▸ TASK TO CARRY OUT: Retype the lines of the listing from the line containing "data-cell[interactable]: 115 <box>27" up to and including the line containing "data-cell[interactable]: 180 <box>27", reproducing each one without alteration.

* START AVAILABLE RECORDS *

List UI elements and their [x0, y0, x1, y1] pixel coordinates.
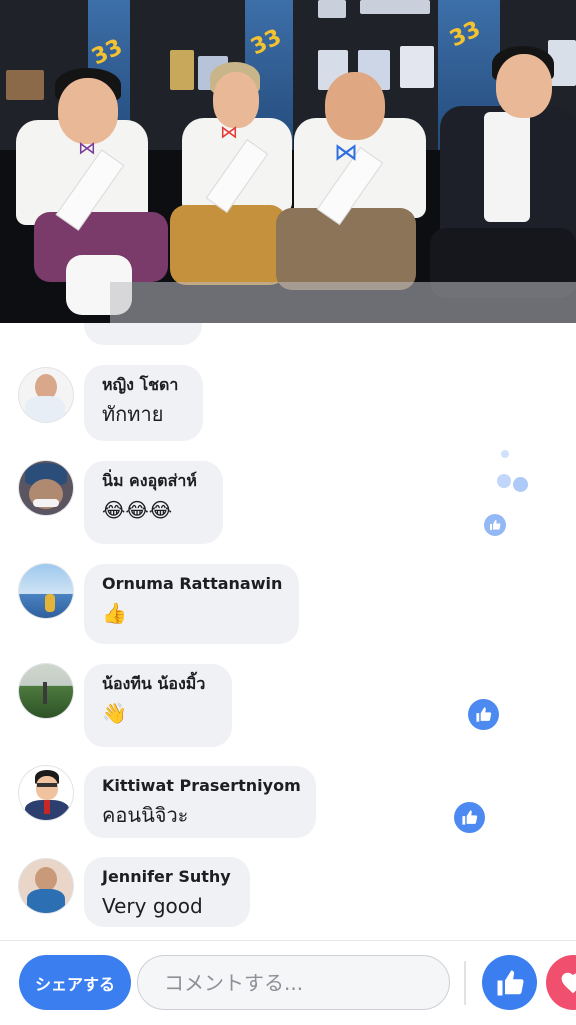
comment-text: Very good: [102, 894, 203, 918]
heart-icon: [560, 970, 576, 994]
floating-like-icon: [484, 514, 506, 536]
bottom-action-bar: シェアする: [0, 940, 576, 1025]
floating-like-icon: [454, 802, 485, 833]
banner-logo: 33: [446, 16, 485, 53]
comment-bubble[interactable]: Jennifer Suthy Very good: [84, 857, 250, 927]
poster: [318, 0, 346, 18]
like-button[interactable]: [482, 955, 537, 1010]
poster: [360, 0, 430, 14]
floating-like-icon: [501, 450, 509, 458]
partial-comment-bubble: [84, 323, 202, 345]
banner-logo: 33: [88, 34, 127, 71]
comment-list[interactable]: หญิง โชดา ทักทาย นิ่ม คงอุตส่าห์ 😂😂😂 Orn…: [0, 323, 576, 940]
floating-like-icon: [468, 699, 499, 730]
avatar[interactable]: [19, 664, 73, 718]
avatar[interactable]: [19, 368, 73, 422]
comment-author[interactable]: นิ่ม คงอุตส่าห์: [102, 470, 206, 492]
floating-like-icon: [513, 477, 528, 492]
avatar[interactable]: [19, 859, 73, 913]
comment-author[interactable]: น้องทีน น้องมิ้ว: [102, 673, 215, 695]
comment-bubble[interactable]: นิ่ม คงอุตส่าห์ 😂😂😂: [84, 461, 223, 544]
floating-like-icon: [497, 474, 511, 488]
comment-text: 👋: [102, 701, 127, 725]
divider: [464, 961, 466, 1005]
avatar[interactable]: [19, 564, 73, 618]
avatar[interactable]: [19, 461, 73, 515]
comment-author[interactable]: Ornuma Rattanawin: [102, 573, 282, 595]
comment-author[interactable]: Kittiwat Prasertniyom: [102, 775, 301, 797]
share-button[interactable]: シェアする: [19, 955, 131, 1010]
poster: [6, 70, 44, 100]
comment-bubble[interactable]: น้องทีน น้องมิ้ว 👋: [84, 664, 232, 747]
love-button[interactable]: [546, 955, 576, 1010]
comment-text: คอนนิจิวะ: [102, 803, 189, 827]
comment-author[interactable]: Jennifer Suthy: [102, 866, 233, 888]
comment-text: 👍: [102, 601, 127, 625]
comment-author[interactable]: หญิง โชดา: [102, 374, 186, 396]
live-video[interactable]: 33 33 33 ⋈ ⋈ ⋈: [0, 0, 576, 323]
comment-text: ทักทาย: [102, 402, 164, 426]
banner-logo: 33: [247, 24, 286, 61]
comment-bubble[interactable]: Ornuma Rattanawin 👍: [84, 564, 299, 644]
poster: [400, 46, 434, 88]
comment-bubble[interactable]: หญิง โชดา ทักทาย: [84, 365, 203, 441]
comment-text: 😂😂😂: [102, 498, 173, 522]
comment-input[interactable]: [137, 955, 450, 1010]
comment-bubble[interactable]: Kittiwat Prasertniyom คอนนิจิวะ: [84, 766, 316, 838]
avatar[interactable]: [19, 766, 73, 820]
thumbs-up-icon: [495, 968, 525, 998]
trophy: [170, 50, 194, 90]
glass-table: [110, 282, 576, 323]
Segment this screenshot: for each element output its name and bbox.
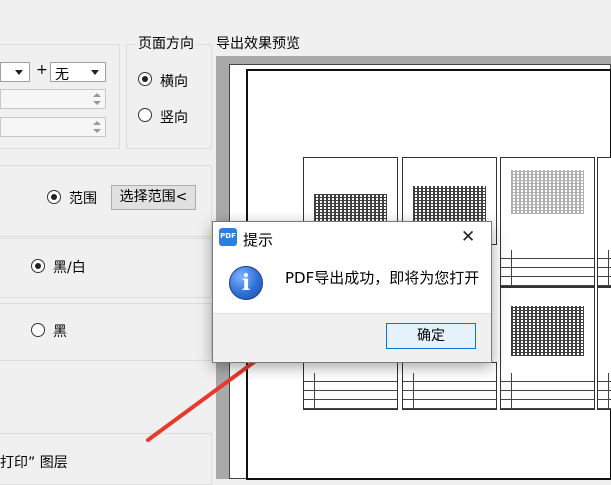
dialog-message: PDF导出成功，即将为您打开 (285, 269, 480, 287)
chevron-down-icon (15, 70, 23, 75)
page-drawing (413, 186, 486, 222)
width-spinbox[interactable] (0, 89, 106, 109)
spin-up-icon[interactable] (93, 121, 101, 125)
spin-down-icon[interactable] (93, 101, 101, 105)
dialog-title: 提示 (243, 231, 274, 249)
chevron-down-icon (91, 70, 99, 75)
range-label[interactable]: 范围 (69, 188, 97, 208)
height-spinbox[interactable] (0, 117, 106, 137)
page-drawing (511, 170, 584, 214)
page-title-block (598, 250, 611, 286)
orientation-panel (126, 44, 212, 149)
paper-size-combo[interactable] (0, 62, 30, 82)
bw-label[interactable]: 黑/白 (53, 257, 86, 277)
preview-page (597, 157, 611, 287)
preview-heading: 导出效果预览 (216, 36, 300, 52)
bw-radio[interactable] (31, 259, 45, 273)
extra-size-value: 无 (55, 67, 69, 83)
page-drawing (511, 306, 584, 356)
message-dialog: 提示 ✕ i PDF导出成功，即将为您打开 确定 (212, 221, 492, 363)
page-title-block (501, 250, 594, 286)
extra-size-combo[interactable]: 无 (50, 62, 106, 83)
orientation-landscape-radio[interactable] (138, 72, 152, 86)
black-radio[interactable] (31, 323, 45, 337)
preview-page (402, 362, 497, 410)
orientation-heading: 页面方向 (136, 33, 196, 53)
spin-down-icon[interactable] (93, 129, 101, 133)
preview-page (500, 157, 595, 287)
spin-up-icon[interactable] (93, 93, 101, 97)
page-title-block (403, 373, 496, 409)
page-drawing (314, 194, 387, 222)
ok-button[interactable]: 确定 (386, 323, 476, 349)
select-range-button[interactable]: 选择范围< (111, 185, 196, 210)
plus-sign: + (36, 62, 48, 78)
close-icon[interactable]: ✕ (461, 227, 475, 247)
info-icon: i (229, 266, 263, 300)
layer-text: 打印” 图层 (0, 455, 68, 471)
preview-page (597, 287, 611, 410)
page-title-block (501, 373, 594, 409)
preview-page (500, 287, 595, 410)
orientation-portrait-label[interactable]: 竖向 (160, 107, 188, 127)
black-label[interactable]: 黑 (53, 321, 67, 341)
orientation-portrait-radio[interactable] (138, 108, 152, 122)
info-glyph: i (241, 270, 251, 296)
orientation-landscape-label[interactable]: 横向 (160, 71, 188, 91)
page-title-block (598, 373, 611, 409)
range-radio[interactable] (47, 190, 61, 204)
app-icon (219, 228, 237, 246)
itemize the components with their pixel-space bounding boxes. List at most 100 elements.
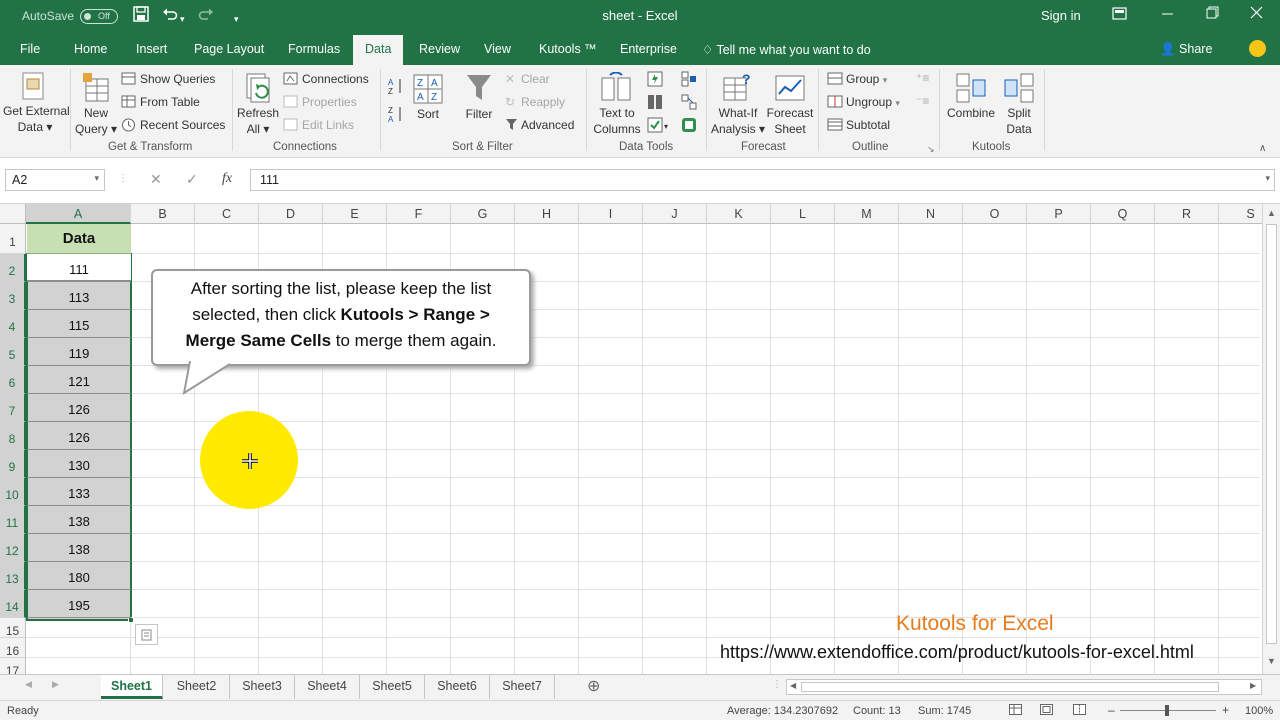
data-cell[interactable]: 115 <box>27 310 131 338</box>
expand-formula-bar-icon[interactable]: ▾ <box>1265 173 1270 184</box>
combine-button[interactable]: Combine <box>944 105 998 121</box>
column-header-b[interactable]: B <box>131 204 195 224</box>
data-cell[interactable]: 180 <box>27 562 131 590</box>
column-header-l[interactable]: L <box>771 204 835 224</box>
minimize-icon[interactable] <box>1162 6 1174 25</box>
tab-enterprise[interactable]: Enterprise <box>620 42 677 56</box>
data-cell[interactable]: 138 <box>27 506 131 534</box>
sheet-tab-6[interactable]: Sheet6 <box>425 675 490 699</box>
formula-input[interactable]: 111 ▾ <box>250 169 1275 191</box>
sign-in-link[interactable]: Sign in <box>1041 8 1081 23</box>
data-cell[interactable]: 126 <box>27 394 131 422</box>
row-header-7[interactable]: 7 <box>0 394 26 422</box>
refresh-all-button[interactable]: Refresh All ▾ <box>236 105 280 137</box>
edit-links-button[interactable]: Edit Links <box>302 117 354 133</box>
sheet-tab-3[interactable]: Sheet3 <box>230 675 295 699</box>
what-if-analysis-button[interactable]: What-If Analysis ▾ <box>710 105 766 137</box>
row-header-6[interactable]: 6 <box>0 366 26 394</box>
tab-split-grip-icon[interactable]: ⋮ <box>772 679 782 690</box>
tab-file[interactable]: File <box>20 42 40 56</box>
new-sheet-icon[interactable]: ⊕ <box>587 676 600 696</box>
row-header-8[interactable]: 8 <box>0 422 26 450</box>
clear-button[interactable]: Clear <box>521 71 550 87</box>
cancel-entry-icon[interactable]: ✕ <box>150 171 162 188</box>
flash-fill-icon[interactable] <box>647 71 663 90</box>
row-header-4[interactable]: 4 <box>0 310 26 338</box>
zoom-in-icon[interactable]: + <box>1222 703 1229 717</box>
sort-ascending-icon[interactable]: AZ <box>388 77 404 98</box>
data-cell[interactable]: 138 <box>27 534 131 562</box>
relationships-icon[interactable] <box>681 94 697 113</box>
scroll-tabs-left-icon[interactable]: ◀ <box>25 679 32 690</box>
zoom-out-icon[interactable]: – <box>1108 703 1115 717</box>
data-validation-icon[interactable]: ▾ <box>647 117 671 136</box>
tab-view[interactable]: View <box>484 42 511 56</box>
name-box-dropdown-icon[interactable]: ▾ <box>94 173 99 184</box>
column-header-j[interactable]: J <box>643 204 707 224</box>
get-external-data-button[interactable]: Get External Data ▾ <box>3 103 70 135</box>
close-icon[interactable] <box>1250 6 1263 24</box>
row-header-13[interactable]: 13 <box>0 562 26 590</box>
sort-button[interactable]: Sort <box>410 106 446 122</box>
sort-descending-icon[interactable]: ZA <box>388 105 404 126</box>
data-cell[interactable]: 113 <box>27 282 131 310</box>
column-header-o[interactable]: O <box>963 204 1027 224</box>
sheet-tab-2[interactable]: Sheet2 <box>164 675 230 699</box>
ribbon-display-options-icon[interactable] <box>1112 6 1127 26</box>
smile-feedback-icon[interactable] <box>1249 40 1266 57</box>
tab-kutools[interactable]: Kutools ™ <box>539 42 597 56</box>
reapply-button[interactable]: Reapply <box>521 94 565 110</box>
horizontal-scrollbar[interactable]: ◀ ▶ <box>786 679 1262 695</box>
row-header-9[interactable]: 9 <box>0 450 26 478</box>
scroll-right-icon[interactable]: ▶ <box>1250 681 1256 690</box>
data-cell[interactable]: 111 <box>27 254 131 282</box>
new-query-button[interactable]: New Query ▾ <box>74 105 118 137</box>
column-header-i[interactable]: I <box>579 204 643 224</box>
vertical-scroll-thumb[interactable] <box>1266 224 1277 644</box>
name-box[interactable]: A2 ▾ <box>5 169 105 191</box>
data-cell[interactable]: 121 <box>27 366 131 394</box>
hide-detail-icon[interactable]: ⁻≡ <box>916 94 929 108</box>
column-header-q[interactable]: Q <box>1091 204 1155 224</box>
row-header-12[interactable]: 12 <box>0 534 26 562</box>
tab-review[interactable]: Review <box>419 42 460 56</box>
row-header-17[interactable]: 17 <box>0 658 26 674</box>
zoom-slider-thumb[interactable] <box>1165 705 1169 716</box>
column-header-g[interactable]: G <box>451 204 515 224</box>
data-cell[interactable]: 195 <box>27 590 131 618</box>
sheet-tab-4[interactable]: Sheet4 <box>295 675 360 699</box>
recent-sources-button[interactable]: Recent Sources <box>140 117 225 133</box>
quick-analysis-button[interactable] <box>135 624 158 645</box>
collapse-ribbon-icon[interactable]: ∧ <box>1259 143 1266 154</box>
tab-formulas[interactable]: Formulas <box>288 42 340 56</box>
consolidate-icon[interactable] <box>681 71 697 90</box>
connections-button[interactable]: Connections <box>302 71 369 87</box>
confirm-entry-icon[interactable]: ✓ <box>186 171 198 188</box>
sheet-tab-5[interactable]: Sheet5 <box>360 675 425 699</box>
scroll-left-icon[interactable]: ◀ <box>790 681 796 690</box>
tab-home[interactable]: Home <box>74 42 107 56</box>
row-header-16[interactable]: 16 <box>0 638 26 658</box>
scroll-down-icon[interactable]: ▼ <box>1267 656 1276 666</box>
column-header-p[interactable]: P <box>1027 204 1091 224</box>
column-header-r[interactable]: R <box>1155 204 1219 224</box>
row-header-1[interactable]: 1 <box>0 224 26 254</box>
column-header-f[interactable]: F <box>387 204 451 224</box>
column-header-d[interactable]: D <box>259 204 323 224</box>
row-header-15[interactable]: 15 <box>0 618 26 638</box>
column-header-k[interactable]: K <box>707 204 771 224</box>
row-header-14[interactable]: 14 <box>0 590 26 618</box>
row-header-2[interactable]: 2 <box>0 254 26 282</box>
data-cell[interactable]: 133 <box>27 478 131 506</box>
data-cell[interactable]: 126 <box>27 422 131 450</box>
from-table-button[interactable]: From Table <box>140 94 200 110</box>
select-all-corner[interactable] <box>0 204 26 224</box>
forecast-sheet-button[interactable]: Forecast Sheet <box>766 105 814 137</box>
show-queries-button[interactable]: Show Queries <box>140 71 215 87</box>
properties-button[interactable]: Properties <box>302 94 357 110</box>
show-detail-icon[interactable]: ⁺≡ <box>916 71 929 85</box>
column-header-c[interactable]: C <box>195 204 259 224</box>
row-header-5[interactable]: 5 <box>0 338 26 366</box>
scroll-tabs-right-icon[interactable]: ▶ <box>52 679 59 690</box>
share-button[interactable]: 👤 Share <box>1160 42 1212 57</box>
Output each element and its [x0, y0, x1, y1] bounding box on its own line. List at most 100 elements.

* END AVAILABLE RECORDS *

▸ TASK SOLUTION:
data-cell[interactable]: 115 <box>27 310 131 338</box>
expand-formula-bar-icon[interactable]: ▾ <box>1265 173 1270 184</box>
combine-button[interactable]: Combine <box>944 105 998 121</box>
column-header-b[interactable]: B <box>131 204 195 224</box>
data-cell[interactable]: 180 <box>27 562 131 590</box>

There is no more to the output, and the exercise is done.